▸ INSTRUCTIONS FOR THE TASK
Starting with the line containing "url-text: 169.51.203.144:31491 [401,23,561,41]" and going on through the line containing "insecure-lock-icon[interactable] [328,22,348,42]", rewrite those lines of the material with "error-message" swapped for "alert-message" and everything else left as it is.

>> Begin RECORD EXTRACTS

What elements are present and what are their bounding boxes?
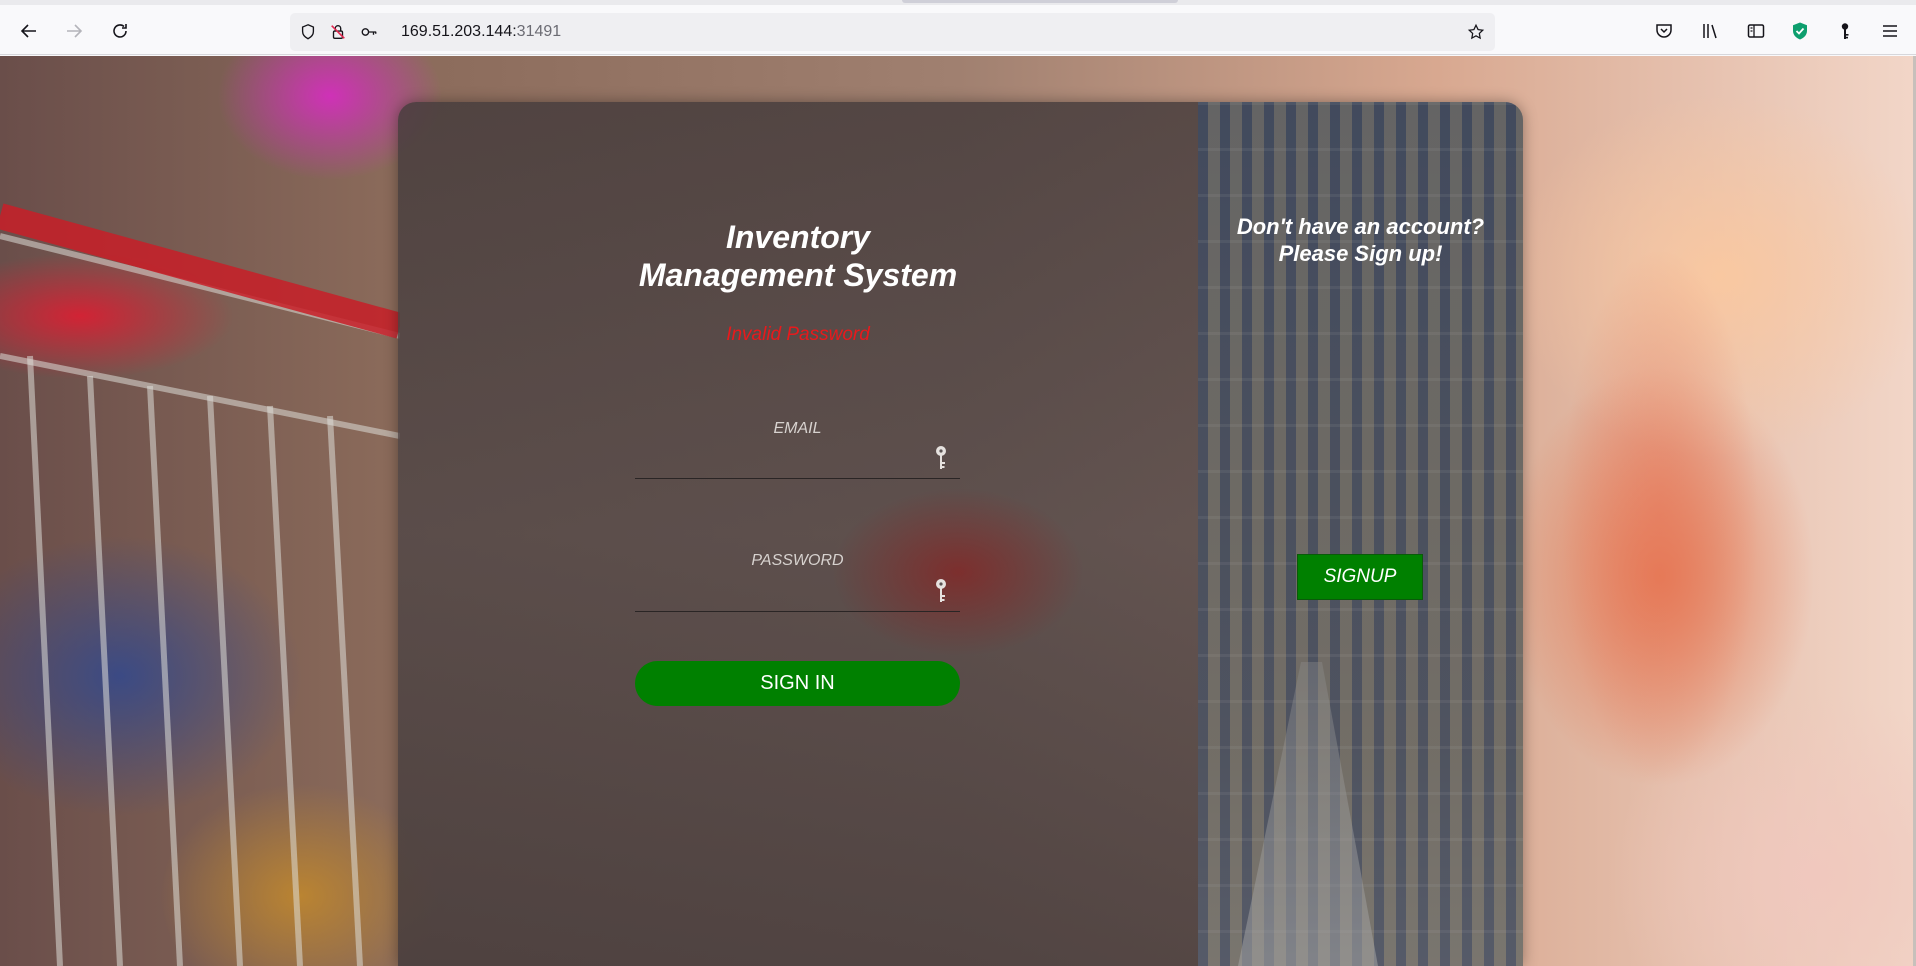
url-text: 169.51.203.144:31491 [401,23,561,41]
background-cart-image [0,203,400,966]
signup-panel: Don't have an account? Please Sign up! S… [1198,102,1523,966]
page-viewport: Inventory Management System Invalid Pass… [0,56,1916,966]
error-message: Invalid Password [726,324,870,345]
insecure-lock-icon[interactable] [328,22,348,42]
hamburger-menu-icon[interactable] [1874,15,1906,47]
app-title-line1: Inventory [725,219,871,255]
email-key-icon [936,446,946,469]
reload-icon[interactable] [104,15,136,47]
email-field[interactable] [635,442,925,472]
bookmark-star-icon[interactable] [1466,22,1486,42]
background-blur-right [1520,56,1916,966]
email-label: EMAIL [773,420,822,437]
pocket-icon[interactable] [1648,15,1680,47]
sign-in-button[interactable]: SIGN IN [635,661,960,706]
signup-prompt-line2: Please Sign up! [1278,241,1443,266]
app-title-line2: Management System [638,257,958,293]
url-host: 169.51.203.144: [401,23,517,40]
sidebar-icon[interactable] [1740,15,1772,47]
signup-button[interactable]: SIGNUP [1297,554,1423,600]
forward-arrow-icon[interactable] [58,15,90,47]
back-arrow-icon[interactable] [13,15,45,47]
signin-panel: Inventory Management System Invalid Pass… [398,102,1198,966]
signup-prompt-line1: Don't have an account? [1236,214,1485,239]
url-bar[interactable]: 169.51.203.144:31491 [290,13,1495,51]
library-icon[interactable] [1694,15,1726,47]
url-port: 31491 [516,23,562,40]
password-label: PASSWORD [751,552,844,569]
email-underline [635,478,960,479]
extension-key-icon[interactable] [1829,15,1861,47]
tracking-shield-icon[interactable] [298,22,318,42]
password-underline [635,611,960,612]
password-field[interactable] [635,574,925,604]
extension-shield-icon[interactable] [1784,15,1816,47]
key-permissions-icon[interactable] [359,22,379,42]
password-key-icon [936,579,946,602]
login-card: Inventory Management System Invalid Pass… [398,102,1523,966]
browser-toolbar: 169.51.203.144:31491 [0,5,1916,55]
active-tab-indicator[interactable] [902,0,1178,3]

>> End RECORD EXTRACTS
>> Begin RECORD EXTRACTS

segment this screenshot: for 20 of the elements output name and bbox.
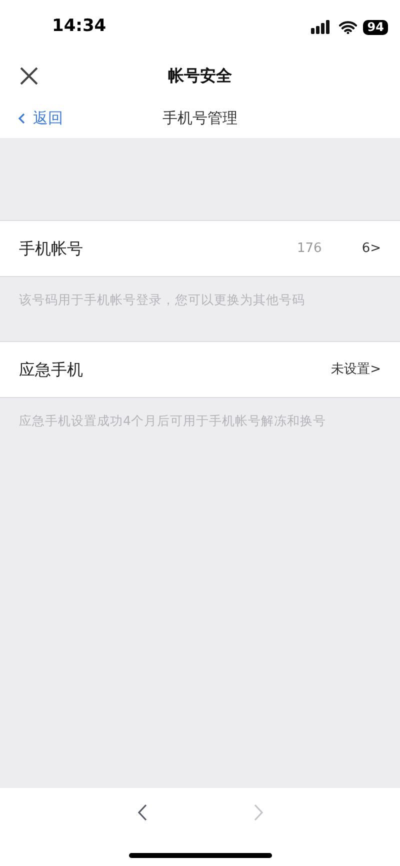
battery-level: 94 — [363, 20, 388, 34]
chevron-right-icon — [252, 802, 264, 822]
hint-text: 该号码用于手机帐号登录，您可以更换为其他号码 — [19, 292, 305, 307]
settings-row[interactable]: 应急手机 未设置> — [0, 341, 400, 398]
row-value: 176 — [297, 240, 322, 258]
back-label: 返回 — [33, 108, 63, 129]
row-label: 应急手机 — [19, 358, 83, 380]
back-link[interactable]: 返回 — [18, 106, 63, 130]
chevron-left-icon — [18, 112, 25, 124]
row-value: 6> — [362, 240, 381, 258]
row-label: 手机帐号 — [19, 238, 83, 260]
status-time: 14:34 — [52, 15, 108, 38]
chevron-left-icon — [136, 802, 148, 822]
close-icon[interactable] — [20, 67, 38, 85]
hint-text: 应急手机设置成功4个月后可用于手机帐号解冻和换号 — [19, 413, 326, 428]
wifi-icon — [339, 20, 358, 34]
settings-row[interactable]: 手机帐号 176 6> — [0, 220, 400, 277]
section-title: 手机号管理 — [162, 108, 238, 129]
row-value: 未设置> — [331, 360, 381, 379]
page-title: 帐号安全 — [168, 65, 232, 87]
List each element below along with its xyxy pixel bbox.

>> End RECORD EXTRACTS

▸ FINISHED TASK
url-text: 169.51.203.144:31491 [401,23,561,41]
background-cart-image [0,203,400,966]
signup-panel: Don't have an account? Please Sign up! S… [1198,102,1523,966]
page-viewport: Inventory Management System Invalid Pass… [0,56,1916,966]
alert-message: Invalid Password [726,324,870,345]
insecure-lock-icon[interactable] [328,22,348,42]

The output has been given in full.